━━━ LISTING ━━━
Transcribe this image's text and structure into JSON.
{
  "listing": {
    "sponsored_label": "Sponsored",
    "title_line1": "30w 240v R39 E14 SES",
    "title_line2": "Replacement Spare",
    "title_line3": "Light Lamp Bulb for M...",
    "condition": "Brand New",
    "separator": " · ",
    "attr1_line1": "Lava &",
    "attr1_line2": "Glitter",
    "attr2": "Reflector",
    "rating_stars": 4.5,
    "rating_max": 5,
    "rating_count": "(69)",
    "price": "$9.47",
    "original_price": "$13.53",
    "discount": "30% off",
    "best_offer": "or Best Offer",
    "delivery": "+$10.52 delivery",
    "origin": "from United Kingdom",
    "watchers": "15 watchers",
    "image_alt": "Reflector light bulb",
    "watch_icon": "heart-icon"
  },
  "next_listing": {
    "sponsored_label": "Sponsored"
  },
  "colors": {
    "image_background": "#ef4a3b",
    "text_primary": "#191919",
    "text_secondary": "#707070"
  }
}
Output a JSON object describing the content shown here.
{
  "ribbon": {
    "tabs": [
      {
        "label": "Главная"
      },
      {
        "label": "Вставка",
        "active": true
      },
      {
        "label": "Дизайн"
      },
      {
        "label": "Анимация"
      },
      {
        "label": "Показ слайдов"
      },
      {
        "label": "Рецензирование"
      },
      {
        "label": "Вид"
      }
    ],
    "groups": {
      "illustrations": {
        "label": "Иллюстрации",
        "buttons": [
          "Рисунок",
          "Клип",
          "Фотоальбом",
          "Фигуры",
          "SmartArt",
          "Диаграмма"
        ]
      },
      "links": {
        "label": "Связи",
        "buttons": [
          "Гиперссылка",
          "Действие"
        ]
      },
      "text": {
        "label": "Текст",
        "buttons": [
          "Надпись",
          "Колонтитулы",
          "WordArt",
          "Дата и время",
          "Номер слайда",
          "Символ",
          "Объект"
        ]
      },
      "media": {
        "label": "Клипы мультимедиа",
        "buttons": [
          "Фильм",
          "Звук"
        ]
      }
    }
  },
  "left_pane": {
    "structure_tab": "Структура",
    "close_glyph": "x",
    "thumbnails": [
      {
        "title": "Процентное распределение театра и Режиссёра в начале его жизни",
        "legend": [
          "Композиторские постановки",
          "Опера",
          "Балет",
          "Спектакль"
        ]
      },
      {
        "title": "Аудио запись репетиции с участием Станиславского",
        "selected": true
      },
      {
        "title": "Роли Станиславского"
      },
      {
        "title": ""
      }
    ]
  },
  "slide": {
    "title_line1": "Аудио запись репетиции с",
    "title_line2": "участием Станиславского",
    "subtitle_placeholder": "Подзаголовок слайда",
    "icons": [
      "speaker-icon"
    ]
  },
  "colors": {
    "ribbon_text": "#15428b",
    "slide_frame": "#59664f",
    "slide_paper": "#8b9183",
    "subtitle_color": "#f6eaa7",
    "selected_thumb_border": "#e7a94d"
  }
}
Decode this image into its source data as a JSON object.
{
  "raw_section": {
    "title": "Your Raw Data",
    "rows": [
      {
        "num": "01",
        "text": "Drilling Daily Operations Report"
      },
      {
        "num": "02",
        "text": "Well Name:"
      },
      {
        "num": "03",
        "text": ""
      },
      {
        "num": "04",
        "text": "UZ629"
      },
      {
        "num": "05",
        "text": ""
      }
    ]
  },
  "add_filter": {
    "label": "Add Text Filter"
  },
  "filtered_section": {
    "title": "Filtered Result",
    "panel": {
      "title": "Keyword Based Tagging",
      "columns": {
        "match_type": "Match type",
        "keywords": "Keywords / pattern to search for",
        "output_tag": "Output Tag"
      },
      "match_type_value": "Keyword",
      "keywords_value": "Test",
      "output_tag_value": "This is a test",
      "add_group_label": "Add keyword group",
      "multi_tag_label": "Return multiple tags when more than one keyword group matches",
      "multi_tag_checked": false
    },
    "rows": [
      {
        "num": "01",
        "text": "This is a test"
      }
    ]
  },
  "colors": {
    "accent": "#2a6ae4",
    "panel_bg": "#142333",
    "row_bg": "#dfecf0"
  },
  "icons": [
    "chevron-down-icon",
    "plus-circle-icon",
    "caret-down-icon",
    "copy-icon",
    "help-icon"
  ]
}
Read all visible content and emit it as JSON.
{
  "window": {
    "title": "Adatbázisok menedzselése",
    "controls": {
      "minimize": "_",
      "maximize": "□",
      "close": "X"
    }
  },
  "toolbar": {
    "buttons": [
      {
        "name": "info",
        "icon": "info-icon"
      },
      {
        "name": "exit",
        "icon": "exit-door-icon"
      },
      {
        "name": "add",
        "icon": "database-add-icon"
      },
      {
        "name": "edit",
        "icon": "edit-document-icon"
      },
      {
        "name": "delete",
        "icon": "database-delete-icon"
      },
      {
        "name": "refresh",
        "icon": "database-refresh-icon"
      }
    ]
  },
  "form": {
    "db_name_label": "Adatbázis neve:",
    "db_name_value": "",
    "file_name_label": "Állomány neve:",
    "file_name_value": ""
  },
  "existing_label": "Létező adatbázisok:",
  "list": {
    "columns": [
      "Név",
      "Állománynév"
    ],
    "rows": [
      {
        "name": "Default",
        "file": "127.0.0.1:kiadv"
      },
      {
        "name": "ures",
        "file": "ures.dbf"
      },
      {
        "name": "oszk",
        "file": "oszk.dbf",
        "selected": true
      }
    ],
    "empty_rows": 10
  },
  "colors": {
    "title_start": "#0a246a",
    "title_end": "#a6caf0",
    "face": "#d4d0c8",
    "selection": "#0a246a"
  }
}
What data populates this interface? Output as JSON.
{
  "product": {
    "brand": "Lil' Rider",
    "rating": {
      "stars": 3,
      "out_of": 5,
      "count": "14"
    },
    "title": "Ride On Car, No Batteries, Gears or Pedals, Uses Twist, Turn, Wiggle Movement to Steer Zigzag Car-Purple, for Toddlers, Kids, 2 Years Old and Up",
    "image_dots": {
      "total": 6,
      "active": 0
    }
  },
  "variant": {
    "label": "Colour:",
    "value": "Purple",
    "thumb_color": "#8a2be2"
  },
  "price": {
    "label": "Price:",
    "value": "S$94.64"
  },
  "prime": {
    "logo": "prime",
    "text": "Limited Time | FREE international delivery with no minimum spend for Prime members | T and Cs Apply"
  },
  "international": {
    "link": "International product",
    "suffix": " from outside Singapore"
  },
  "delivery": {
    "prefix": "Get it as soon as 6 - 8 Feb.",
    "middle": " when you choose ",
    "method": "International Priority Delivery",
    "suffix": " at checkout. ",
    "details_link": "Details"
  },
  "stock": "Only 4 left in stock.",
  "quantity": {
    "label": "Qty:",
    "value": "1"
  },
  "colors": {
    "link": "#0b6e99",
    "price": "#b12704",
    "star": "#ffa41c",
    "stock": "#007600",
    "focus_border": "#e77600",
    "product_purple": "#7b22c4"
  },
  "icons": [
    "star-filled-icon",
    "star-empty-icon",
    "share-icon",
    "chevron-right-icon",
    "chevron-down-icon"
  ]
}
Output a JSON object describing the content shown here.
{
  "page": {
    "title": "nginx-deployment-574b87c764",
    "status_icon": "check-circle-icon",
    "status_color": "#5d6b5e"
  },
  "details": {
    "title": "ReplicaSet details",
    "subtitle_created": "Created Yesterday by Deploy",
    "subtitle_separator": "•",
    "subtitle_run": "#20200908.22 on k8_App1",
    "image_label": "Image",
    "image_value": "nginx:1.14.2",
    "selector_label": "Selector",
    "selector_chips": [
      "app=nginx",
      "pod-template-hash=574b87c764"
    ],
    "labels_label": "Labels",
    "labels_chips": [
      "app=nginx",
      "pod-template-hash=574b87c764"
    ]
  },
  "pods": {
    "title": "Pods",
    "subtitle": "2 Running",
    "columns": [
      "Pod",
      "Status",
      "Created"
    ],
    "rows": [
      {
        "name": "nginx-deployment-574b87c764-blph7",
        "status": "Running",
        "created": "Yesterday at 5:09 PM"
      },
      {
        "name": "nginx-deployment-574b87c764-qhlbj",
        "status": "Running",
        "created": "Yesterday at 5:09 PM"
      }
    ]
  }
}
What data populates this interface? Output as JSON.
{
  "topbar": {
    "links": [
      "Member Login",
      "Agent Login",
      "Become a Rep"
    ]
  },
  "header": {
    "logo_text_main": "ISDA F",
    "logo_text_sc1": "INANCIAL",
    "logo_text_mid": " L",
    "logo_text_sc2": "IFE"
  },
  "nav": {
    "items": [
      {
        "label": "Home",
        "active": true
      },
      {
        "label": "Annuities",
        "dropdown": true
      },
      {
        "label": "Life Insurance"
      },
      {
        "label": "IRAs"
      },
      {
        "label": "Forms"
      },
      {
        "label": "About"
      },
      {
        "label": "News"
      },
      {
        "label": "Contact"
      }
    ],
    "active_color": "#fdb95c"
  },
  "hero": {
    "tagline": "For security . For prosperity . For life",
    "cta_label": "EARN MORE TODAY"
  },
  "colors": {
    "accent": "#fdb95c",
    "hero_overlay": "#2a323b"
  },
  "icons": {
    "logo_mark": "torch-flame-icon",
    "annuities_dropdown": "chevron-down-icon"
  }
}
━━━
In the records above, find each line with the word "Reflector" and copy it.

    "attr2": "Reflector",
    "image_alt": "Reflector light bulb",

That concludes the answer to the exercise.